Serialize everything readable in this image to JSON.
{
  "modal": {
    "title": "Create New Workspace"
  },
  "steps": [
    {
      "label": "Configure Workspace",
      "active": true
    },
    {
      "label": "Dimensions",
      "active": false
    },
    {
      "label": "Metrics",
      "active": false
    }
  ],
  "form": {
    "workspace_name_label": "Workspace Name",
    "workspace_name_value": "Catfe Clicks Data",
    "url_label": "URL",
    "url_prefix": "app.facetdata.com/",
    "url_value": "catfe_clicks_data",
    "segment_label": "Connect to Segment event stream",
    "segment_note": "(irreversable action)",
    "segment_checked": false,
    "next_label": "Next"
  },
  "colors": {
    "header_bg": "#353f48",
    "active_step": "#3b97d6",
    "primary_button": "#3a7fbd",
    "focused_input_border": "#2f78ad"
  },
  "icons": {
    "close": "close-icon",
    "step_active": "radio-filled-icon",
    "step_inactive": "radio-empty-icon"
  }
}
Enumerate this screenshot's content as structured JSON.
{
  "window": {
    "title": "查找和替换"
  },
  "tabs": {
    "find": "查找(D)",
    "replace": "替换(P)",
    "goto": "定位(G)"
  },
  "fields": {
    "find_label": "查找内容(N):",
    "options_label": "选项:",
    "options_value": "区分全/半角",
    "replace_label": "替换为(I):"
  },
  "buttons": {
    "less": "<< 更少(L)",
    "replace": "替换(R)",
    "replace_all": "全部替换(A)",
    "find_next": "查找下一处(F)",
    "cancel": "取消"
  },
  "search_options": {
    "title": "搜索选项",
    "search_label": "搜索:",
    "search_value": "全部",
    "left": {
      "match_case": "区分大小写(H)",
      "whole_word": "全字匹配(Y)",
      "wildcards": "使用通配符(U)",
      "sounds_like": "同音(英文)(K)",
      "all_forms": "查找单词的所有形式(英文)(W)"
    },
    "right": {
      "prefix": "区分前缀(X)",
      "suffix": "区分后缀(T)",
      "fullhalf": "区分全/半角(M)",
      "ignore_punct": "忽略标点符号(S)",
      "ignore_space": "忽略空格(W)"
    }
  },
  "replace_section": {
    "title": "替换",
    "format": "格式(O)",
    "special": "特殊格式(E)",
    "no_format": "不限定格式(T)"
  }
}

::::

Brief -> Which lines include the word "JSON"? Copy every one of them.

Task answer ->
Serialize everything readable in this image to JSON.
Enumerate this screenshot's content as structured JSON.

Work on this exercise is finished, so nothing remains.